■ Short exercise ■
Set down the material once more, exactly as it appears.

■ Records for this task ■
*****

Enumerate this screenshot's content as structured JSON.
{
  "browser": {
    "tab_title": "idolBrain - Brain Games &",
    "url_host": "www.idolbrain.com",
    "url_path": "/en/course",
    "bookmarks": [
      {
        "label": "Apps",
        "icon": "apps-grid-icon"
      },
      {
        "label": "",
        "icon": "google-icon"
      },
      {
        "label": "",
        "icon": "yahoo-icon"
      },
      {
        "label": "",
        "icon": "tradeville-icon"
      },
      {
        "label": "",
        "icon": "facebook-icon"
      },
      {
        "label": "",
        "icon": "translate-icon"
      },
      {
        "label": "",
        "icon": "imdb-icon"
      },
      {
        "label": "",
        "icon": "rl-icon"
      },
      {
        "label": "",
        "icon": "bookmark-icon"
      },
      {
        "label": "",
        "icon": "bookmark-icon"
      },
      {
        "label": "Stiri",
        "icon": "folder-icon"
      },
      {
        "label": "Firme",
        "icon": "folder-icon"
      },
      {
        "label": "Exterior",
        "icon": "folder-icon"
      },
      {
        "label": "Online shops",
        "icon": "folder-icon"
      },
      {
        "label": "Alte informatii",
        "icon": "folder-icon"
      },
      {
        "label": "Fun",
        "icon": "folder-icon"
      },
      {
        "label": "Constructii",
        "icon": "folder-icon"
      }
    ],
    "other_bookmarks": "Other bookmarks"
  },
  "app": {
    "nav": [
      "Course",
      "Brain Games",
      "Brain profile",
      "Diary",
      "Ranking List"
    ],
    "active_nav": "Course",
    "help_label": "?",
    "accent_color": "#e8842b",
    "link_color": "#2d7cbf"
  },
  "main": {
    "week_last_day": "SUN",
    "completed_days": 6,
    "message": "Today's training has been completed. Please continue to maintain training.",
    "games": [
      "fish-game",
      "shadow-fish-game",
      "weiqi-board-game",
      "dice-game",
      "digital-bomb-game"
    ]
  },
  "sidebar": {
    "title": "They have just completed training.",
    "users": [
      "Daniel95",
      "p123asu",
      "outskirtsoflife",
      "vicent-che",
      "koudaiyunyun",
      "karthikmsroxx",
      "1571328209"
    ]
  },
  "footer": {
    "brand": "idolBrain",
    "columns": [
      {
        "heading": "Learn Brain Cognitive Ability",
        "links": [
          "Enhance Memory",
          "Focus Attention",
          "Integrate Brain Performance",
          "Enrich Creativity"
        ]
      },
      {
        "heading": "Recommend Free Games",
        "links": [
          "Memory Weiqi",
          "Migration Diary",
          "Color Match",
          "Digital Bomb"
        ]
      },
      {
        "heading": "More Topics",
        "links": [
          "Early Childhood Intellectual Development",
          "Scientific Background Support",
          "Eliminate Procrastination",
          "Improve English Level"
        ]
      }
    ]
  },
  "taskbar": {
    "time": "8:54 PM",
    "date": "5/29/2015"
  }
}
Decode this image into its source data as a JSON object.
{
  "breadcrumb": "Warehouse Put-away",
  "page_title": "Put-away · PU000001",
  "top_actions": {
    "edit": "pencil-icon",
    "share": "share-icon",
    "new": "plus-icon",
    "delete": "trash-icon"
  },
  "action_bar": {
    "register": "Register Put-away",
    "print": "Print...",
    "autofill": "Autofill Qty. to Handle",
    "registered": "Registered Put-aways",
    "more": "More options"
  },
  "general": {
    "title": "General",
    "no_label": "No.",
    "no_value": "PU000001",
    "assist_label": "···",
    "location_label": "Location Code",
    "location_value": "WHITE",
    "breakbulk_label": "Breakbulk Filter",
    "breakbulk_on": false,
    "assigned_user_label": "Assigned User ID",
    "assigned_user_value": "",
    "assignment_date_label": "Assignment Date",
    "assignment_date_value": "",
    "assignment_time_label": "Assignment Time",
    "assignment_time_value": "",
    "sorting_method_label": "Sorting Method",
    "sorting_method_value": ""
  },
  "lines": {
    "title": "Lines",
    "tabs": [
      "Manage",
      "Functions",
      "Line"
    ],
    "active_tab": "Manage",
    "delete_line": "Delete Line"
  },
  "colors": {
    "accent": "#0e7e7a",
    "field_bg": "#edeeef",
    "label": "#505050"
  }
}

*****

■ Exercise response ■
Enumerate this screenshot's content as structured JSON.
{
  "browser": {
    "tab_title": "idolBrain - Brain Games &",
    "url_host": "www.idolbrain.com",
    "url_path": "/en/course",
    "bookmarks": [
      {
        "label": "Apps",
        "icon": "apps-grid-icon"
      },
      {
        "label": "",
        "icon": "google-icon"
      },
      {
        "label": "",
        "icon": "yahoo-icon"
      },
      {
        "label": "",
        "icon": "tradeville-icon"
      },
      {
        "label": "",
        "icon": "facebook-icon"
      },
      {
        "label": "",
        "icon": "translate-icon"
      },
      {
        "label": "",
        "icon": "imdb-icon"
      },
      {
        "label": "",
        "icon": "rl-icon"
      },
      {
        "label": "",
        "icon": "bookmark-icon"
      },
      {
        "label": "",
        "icon": "bookmark-icon"
      },
      {
        "label": "Stiri",
        "icon": "folder-icon"
      },
      {
        "label": "Firme",
        "icon": "folder-icon"
      },
      {
        "label": "Exterior",
        "icon": "folder-icon"
      },
      {
        "label": "Online shops",
        "icon": "folder-icon"
      },
      {
        "label": "Alte informatii",
        "icon": "folder-icon"
      },
      {
        "label": "Fun",
        "icon": "folder-icon"
      },
      {
        "label": "Constructii",
        "icon": "folder-icon"
      }
    ],
    "other_bookmarks": "Other bookmarks"
  },
  "app": {
    "nav": [
      "Course",
      "Brain Games",
      "Brain profile",
      "Diary",
      "Ranking List"
    ],
    "active_nav": "Course",
    "help_label": "?",
    "accent_color": "#e8842b",
    "link_color": "#2d7cbf"
  },
  "main": {
    "week_last_day": "SUN",
    "completed_days": 6,
    "message": "Today's training has been completed. Please continue to maintain training.",
    "games": [
      "fish-game",
      "shadow-fish-game",
      "weiqi-board-game",
      "dice-game",
      "digital-bomb-game"
    ]
  },
  "sidebar": {
    "title": "They have just completed training.",
    "users": [
      "Daniel95",
      "p123asu",
      "outskirtsoflife",
      "vicent-che",
      "koudaiyunyun",
      "karthikmsroxx",
      "1571328209"
    ]
  },
  "footer": {
    "brand": "idolBrain",
    "columns": [
      {
        "heading": "Learn Brain Cognitive Ability",
        "links": [
          "Enhance Memory",
          "Focus Attention",
          "Integrate Brain Performance",
          "Enrich Creativity"
        ]
      },
      {
        "heading": "Recommend Free Games",
        "links": [
          "Memory Weiqi",
          "Migration Diary",
          "Color Match",
          "Digital Bomb"
        ]
      },
      {
        "heading": "More Topics",
        "links": [
          "Early Childhood Intellectual Development",
          "Scientific Background Support",
          "Eliminate Procrastination",
          "Improve English Level"
        ]
      }
    ]
  },
  "taskbar": {
    "time": "8:54 PM",
    "date": "5/29/2015"
  }
}
Decode this image into its source data as a JSON object.
{
  "breadcrumb": "Warehouse Put-away",
  "page_title": "Put-away · PU000001",
  "top_actions": {
    "edit": "pencil-icon",
    "share": "share-icon",
    "new": "plus-icon",
    "delete": "trash-icon"
  },
  "action_bar": {
    "register": "Register Put-away",
    "print": "Print...",
    "autofill": "Autofill Qty. to Handle",
    "registered": "Registered Put-aways",
    "more": "More options"
  },
  "general": {
    "title": "General",
    "no_label": "No.",
    "no_value": "PU000001",
    "assist_label": "···",
    "location_label": "Location Code",
    "location_value": "WHITE",
    "breakbulk_label": "Breakbulk Filter",
    "breakbulk_on": false,
    "assigned_user_label": "Assigned User ID",
    "assigned_user_value": "",
    "assignment_date_label": "Assignment Date",
    "assignment_date_value": "",
    "assignment_time_label": "Assignment Time",
    "assignment_time_value": "",
    "sorting_method_label": "Sorting Method",
    "sorting_method_value": ""
  },
  "lines": {
    "title": "Lines",
    "tabs": [
      "Manage",
      "Functions",
      "Line"
    ],
    "active_tab": "Manage",
    "delete_line": "Delete Line"
  },
  "colors": {
    "accent": "#0e7e7a",
    "field_bg": "#edeeef",
    "label": "#505050"
  }
}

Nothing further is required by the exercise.